[Figure collection entries]
------------------------------------------------
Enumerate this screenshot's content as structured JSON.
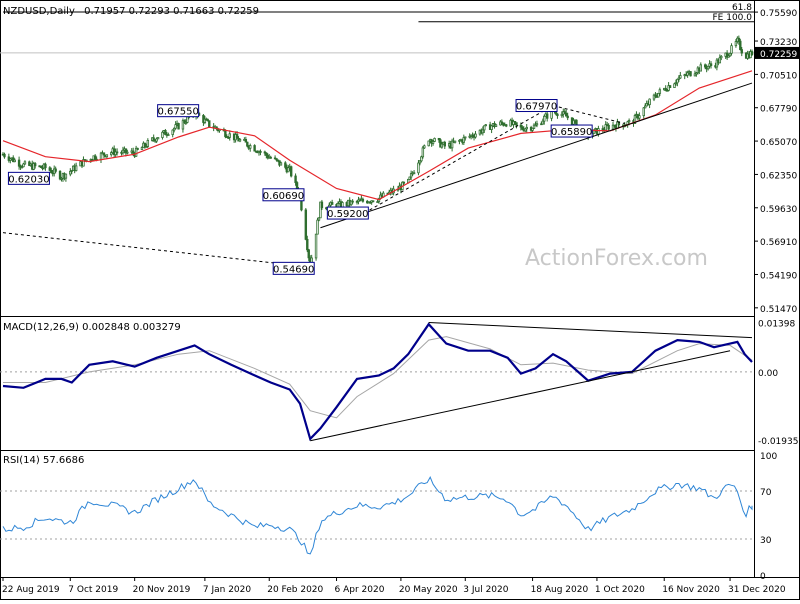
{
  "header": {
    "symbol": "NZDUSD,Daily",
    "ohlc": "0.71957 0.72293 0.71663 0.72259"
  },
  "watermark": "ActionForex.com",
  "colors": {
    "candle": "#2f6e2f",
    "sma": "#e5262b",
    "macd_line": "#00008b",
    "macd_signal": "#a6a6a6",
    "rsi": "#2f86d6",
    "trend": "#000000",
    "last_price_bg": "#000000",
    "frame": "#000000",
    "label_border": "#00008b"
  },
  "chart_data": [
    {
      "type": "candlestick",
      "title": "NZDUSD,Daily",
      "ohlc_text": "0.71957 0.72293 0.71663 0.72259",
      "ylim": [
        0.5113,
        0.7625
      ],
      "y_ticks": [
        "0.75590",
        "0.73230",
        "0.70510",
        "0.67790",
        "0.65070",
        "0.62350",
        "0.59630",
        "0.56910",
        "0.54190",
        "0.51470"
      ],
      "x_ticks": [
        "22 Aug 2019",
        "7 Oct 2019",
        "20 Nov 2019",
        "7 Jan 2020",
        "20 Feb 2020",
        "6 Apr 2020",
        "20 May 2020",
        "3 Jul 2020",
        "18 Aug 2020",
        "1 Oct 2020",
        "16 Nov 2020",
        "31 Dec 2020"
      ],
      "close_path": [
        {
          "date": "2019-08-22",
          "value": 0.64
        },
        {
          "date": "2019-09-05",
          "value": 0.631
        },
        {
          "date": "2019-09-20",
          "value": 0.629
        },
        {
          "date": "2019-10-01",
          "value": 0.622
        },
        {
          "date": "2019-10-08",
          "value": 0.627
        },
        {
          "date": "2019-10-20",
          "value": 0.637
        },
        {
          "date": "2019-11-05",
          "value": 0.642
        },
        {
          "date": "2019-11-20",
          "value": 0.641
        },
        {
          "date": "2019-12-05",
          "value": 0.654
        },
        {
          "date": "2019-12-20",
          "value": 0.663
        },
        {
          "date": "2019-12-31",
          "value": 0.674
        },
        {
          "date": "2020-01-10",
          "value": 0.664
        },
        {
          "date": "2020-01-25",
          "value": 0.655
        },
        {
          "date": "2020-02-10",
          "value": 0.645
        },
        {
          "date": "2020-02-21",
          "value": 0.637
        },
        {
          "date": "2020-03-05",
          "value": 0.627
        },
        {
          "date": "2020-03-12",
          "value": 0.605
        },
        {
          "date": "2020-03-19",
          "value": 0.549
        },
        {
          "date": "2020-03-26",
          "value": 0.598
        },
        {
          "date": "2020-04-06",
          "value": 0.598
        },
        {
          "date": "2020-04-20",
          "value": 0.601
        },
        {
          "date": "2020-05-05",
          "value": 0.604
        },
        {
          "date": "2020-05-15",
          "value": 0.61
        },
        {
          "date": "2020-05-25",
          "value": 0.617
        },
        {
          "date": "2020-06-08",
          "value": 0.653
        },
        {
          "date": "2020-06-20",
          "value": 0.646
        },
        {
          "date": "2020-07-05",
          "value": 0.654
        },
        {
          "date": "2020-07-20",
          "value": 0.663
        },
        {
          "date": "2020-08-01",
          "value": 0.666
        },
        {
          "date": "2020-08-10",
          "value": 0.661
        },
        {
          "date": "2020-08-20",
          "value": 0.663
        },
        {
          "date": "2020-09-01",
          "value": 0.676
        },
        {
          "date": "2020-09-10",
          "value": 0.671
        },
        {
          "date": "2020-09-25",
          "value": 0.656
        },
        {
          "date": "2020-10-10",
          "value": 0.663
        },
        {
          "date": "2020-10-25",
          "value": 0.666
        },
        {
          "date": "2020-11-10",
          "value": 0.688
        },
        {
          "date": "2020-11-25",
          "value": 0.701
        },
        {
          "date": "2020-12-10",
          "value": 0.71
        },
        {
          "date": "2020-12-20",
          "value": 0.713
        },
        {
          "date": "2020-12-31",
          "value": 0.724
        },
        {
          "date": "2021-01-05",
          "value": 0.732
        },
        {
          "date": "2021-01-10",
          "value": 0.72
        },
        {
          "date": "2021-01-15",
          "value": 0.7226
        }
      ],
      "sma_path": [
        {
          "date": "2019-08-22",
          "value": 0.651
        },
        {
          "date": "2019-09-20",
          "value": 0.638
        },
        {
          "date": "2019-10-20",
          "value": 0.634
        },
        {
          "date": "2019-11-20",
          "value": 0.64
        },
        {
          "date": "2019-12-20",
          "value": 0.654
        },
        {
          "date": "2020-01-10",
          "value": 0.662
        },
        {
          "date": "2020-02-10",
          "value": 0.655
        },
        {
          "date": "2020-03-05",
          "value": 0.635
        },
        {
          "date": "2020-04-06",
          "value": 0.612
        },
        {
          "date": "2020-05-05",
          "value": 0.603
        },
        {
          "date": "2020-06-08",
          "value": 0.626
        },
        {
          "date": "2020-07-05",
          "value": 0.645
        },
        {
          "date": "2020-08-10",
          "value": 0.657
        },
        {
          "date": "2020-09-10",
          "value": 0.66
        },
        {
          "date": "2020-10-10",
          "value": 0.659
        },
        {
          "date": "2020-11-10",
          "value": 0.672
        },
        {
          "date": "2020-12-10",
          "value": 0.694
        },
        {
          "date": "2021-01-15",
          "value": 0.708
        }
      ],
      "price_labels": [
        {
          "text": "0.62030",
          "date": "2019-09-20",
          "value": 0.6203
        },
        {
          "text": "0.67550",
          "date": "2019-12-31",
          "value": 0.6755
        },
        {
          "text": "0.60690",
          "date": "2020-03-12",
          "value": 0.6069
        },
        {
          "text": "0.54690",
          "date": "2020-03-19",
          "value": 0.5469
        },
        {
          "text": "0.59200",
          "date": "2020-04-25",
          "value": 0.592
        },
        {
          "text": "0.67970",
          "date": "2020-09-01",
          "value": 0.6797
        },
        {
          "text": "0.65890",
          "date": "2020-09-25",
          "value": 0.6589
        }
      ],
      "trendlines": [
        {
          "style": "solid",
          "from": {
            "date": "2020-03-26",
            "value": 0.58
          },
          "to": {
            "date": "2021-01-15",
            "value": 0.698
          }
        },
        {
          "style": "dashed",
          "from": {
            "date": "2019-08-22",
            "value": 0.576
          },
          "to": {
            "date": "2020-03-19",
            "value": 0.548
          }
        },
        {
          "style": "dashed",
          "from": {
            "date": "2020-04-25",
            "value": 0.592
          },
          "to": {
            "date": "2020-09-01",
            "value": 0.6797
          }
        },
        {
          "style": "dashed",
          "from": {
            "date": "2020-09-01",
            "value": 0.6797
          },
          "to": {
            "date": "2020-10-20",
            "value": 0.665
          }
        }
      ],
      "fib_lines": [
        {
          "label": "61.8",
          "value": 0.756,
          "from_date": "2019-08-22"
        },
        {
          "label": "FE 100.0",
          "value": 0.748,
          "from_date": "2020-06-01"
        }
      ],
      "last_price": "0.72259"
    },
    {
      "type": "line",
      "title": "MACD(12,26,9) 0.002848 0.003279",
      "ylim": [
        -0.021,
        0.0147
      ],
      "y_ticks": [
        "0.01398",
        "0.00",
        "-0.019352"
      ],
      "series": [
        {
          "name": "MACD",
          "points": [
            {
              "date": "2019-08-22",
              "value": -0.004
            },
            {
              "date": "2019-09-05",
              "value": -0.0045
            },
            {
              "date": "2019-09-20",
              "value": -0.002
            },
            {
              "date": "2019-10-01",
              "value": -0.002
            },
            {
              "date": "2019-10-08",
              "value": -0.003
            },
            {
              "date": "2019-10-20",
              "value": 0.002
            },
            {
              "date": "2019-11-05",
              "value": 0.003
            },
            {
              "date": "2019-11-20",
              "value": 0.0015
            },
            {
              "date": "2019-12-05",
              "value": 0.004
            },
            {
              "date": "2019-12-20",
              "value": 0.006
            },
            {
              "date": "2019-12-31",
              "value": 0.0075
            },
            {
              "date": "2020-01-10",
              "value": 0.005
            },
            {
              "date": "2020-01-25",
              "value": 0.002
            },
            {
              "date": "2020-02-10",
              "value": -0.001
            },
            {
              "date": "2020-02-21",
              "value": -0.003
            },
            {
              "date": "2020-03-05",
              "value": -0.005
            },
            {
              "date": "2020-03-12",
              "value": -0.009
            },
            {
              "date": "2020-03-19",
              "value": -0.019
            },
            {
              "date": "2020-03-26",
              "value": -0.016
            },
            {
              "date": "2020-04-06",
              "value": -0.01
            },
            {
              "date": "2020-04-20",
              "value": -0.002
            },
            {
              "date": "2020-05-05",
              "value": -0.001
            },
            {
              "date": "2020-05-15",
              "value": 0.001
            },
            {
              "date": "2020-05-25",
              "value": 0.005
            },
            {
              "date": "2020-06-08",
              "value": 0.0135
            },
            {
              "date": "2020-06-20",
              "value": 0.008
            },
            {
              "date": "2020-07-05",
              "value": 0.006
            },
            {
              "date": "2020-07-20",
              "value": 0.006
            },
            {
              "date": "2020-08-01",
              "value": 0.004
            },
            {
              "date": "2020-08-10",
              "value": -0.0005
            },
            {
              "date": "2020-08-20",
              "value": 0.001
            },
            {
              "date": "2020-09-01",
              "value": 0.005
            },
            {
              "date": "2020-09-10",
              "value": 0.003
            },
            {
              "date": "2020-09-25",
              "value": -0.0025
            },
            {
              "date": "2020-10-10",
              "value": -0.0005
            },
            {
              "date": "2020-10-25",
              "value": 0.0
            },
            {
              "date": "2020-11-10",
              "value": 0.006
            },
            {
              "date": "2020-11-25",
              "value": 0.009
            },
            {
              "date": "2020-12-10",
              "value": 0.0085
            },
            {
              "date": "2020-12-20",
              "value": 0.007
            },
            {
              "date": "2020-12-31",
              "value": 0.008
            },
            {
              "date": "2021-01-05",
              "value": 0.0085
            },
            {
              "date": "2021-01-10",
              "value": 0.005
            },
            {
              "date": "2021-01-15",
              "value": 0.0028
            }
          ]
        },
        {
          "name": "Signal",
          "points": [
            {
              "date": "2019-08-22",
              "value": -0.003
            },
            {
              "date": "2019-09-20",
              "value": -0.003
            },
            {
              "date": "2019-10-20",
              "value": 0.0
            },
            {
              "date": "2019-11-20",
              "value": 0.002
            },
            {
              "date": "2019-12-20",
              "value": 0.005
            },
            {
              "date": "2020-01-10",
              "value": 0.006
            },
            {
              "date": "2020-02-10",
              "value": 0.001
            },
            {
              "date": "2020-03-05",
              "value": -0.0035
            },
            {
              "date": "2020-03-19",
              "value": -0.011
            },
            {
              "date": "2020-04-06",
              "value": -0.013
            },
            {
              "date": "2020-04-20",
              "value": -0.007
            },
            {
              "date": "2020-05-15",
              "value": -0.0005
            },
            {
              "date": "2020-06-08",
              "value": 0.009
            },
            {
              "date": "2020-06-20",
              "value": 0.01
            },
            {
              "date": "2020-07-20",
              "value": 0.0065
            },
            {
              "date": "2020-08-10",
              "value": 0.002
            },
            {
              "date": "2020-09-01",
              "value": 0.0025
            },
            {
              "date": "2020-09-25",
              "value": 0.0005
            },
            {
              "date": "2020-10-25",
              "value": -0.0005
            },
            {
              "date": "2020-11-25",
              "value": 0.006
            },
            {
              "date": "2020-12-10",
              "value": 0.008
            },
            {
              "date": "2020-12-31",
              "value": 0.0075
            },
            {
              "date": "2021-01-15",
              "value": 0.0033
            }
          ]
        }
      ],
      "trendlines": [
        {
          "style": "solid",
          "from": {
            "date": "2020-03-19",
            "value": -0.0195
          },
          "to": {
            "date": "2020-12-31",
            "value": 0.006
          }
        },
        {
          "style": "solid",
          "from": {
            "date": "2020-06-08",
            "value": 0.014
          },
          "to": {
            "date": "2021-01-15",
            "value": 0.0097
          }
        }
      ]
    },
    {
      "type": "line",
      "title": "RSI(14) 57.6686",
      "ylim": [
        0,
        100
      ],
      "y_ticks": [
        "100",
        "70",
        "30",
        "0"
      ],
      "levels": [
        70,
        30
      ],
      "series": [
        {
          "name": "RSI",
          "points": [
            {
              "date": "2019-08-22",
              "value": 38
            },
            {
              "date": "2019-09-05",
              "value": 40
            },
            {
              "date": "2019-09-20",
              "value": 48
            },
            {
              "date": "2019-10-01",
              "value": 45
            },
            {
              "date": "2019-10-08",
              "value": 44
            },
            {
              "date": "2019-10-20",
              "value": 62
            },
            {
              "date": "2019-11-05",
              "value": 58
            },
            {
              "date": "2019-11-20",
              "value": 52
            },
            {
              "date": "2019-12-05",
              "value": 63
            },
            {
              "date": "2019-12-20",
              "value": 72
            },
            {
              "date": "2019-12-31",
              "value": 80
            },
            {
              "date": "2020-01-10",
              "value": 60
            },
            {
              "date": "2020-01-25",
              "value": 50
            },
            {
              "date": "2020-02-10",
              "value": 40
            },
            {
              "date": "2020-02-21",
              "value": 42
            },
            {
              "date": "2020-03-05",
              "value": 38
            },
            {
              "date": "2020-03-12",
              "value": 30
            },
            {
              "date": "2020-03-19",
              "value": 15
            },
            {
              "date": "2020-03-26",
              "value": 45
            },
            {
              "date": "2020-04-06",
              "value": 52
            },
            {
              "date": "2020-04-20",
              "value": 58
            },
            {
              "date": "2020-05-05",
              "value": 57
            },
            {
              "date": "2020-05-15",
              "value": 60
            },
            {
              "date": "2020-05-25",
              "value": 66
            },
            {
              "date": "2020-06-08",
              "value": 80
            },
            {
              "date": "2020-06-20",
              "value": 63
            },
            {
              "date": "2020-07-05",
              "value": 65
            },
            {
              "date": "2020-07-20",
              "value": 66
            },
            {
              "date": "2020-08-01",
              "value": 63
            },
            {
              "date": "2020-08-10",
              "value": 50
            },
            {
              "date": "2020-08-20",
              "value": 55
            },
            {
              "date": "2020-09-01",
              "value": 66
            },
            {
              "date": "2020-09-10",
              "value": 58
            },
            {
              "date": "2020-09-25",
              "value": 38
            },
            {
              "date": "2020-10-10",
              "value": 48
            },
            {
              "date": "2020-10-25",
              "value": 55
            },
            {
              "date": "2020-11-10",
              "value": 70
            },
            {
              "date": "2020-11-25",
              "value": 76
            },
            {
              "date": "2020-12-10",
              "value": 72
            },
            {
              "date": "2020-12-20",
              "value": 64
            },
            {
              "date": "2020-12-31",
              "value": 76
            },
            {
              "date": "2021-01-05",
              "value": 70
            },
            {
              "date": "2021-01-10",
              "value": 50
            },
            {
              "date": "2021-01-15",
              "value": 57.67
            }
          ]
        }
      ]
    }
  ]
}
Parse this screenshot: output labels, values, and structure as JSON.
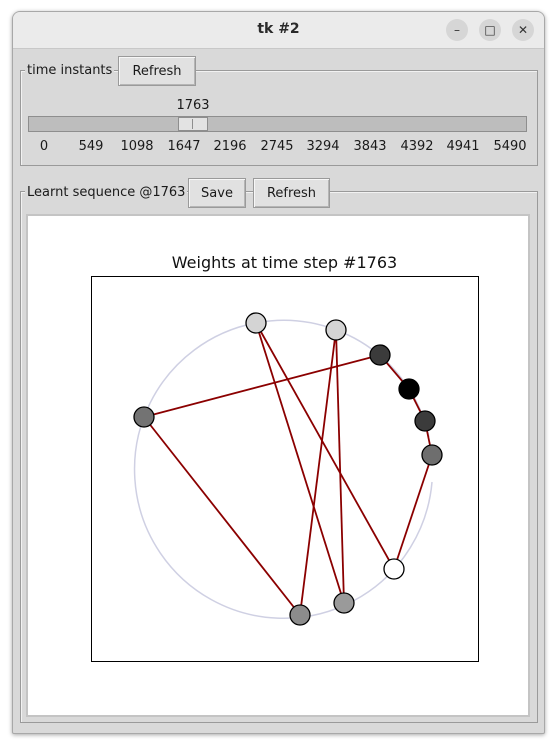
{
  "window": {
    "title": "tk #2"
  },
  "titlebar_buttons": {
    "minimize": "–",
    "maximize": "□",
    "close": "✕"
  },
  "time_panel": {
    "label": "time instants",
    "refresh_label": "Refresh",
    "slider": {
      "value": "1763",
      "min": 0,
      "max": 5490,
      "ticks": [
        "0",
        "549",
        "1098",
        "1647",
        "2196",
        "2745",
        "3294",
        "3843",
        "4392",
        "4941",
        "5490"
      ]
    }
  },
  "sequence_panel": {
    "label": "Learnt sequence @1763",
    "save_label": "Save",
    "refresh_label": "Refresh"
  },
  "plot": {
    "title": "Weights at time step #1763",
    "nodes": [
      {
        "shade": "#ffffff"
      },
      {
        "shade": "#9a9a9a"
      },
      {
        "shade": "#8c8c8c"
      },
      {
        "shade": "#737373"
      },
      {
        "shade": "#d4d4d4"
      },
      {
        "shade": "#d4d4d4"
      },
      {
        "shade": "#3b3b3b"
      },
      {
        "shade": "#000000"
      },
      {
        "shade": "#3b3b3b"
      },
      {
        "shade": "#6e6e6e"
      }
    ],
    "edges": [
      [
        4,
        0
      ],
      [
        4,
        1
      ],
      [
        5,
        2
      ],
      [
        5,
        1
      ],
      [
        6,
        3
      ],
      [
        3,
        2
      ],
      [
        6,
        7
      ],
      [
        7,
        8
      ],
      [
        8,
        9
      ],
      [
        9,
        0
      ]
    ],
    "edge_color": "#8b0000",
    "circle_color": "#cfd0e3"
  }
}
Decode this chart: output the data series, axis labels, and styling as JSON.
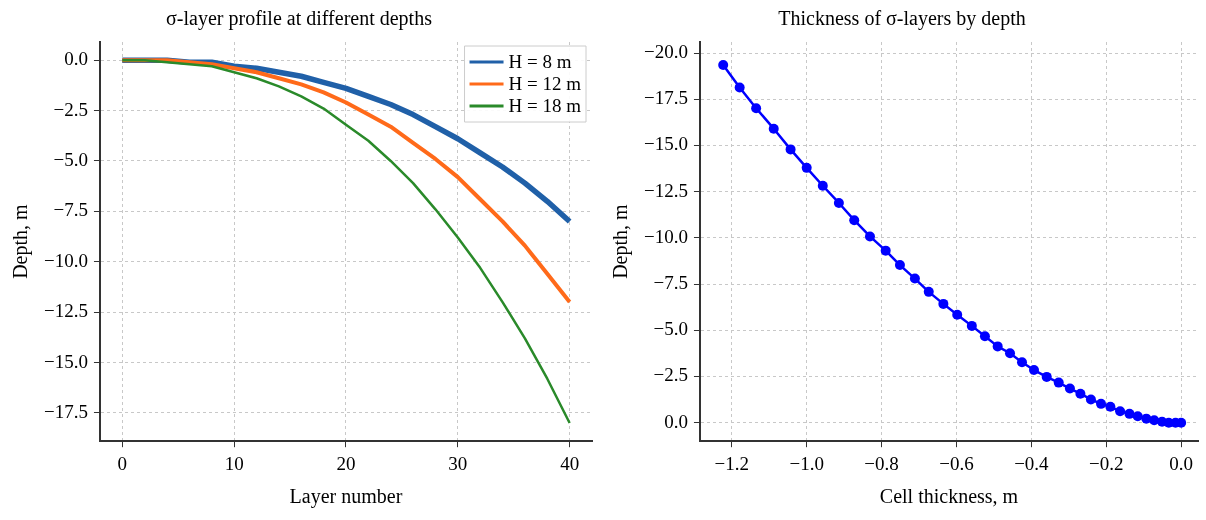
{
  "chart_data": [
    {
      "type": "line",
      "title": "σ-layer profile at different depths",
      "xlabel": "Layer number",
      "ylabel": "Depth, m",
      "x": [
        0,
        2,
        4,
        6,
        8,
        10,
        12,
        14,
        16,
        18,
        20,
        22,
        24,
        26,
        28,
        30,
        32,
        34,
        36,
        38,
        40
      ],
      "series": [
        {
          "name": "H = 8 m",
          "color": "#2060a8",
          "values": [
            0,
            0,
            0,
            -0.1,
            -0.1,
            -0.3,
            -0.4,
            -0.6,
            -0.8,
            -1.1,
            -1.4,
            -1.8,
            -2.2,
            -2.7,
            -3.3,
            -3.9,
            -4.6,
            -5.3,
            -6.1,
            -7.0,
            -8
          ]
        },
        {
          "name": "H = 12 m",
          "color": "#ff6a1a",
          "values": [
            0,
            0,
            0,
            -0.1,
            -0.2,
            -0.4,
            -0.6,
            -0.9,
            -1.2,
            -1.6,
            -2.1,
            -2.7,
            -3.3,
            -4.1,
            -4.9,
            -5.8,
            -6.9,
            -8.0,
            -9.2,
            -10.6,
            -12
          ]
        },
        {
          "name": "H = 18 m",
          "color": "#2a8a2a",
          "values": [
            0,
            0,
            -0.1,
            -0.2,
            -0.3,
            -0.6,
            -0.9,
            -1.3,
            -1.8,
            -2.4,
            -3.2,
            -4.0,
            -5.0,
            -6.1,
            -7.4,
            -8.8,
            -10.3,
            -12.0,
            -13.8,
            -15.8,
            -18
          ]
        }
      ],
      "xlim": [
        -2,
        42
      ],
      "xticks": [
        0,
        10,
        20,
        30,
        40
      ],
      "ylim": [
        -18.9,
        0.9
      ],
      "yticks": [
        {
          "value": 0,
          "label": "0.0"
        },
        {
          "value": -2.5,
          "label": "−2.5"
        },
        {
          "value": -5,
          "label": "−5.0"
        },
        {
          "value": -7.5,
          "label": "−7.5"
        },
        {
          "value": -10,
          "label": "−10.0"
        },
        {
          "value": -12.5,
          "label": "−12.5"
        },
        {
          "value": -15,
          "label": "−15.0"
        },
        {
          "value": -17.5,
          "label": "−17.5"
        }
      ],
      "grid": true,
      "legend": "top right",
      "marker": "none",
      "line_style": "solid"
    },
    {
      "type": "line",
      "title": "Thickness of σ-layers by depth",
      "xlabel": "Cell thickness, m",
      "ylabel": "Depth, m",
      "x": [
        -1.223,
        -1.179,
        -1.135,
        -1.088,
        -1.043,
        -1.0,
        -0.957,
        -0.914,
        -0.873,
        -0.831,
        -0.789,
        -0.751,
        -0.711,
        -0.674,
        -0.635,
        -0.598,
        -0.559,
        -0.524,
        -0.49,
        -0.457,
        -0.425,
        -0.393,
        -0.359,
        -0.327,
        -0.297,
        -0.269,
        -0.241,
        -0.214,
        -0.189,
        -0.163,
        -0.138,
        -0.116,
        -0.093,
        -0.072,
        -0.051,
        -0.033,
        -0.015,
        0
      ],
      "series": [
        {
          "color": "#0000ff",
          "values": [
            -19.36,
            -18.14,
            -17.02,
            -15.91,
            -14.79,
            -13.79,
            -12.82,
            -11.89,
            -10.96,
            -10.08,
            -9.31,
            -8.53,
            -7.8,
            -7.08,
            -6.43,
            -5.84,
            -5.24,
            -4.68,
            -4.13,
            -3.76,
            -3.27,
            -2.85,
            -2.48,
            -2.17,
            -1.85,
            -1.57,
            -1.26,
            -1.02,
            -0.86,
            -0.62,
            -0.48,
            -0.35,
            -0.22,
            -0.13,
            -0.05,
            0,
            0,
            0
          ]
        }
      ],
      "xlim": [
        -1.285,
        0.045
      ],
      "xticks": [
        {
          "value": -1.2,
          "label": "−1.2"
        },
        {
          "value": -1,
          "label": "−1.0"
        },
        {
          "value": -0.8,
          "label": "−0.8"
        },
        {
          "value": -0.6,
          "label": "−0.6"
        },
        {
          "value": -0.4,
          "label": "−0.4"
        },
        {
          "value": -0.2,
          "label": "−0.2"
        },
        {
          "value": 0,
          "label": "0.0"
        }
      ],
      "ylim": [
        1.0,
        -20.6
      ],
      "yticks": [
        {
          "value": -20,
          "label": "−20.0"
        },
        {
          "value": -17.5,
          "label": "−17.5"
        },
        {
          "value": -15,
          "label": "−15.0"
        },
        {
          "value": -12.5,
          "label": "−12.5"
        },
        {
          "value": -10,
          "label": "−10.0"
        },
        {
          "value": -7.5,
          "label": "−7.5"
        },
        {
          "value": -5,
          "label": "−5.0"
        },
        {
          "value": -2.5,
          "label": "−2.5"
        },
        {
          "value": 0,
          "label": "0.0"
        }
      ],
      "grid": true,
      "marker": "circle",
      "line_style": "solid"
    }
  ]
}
------------------------------------------------
Exercise details
How many of the lines above include the string "this"? Reply with the number by itself.

The result
3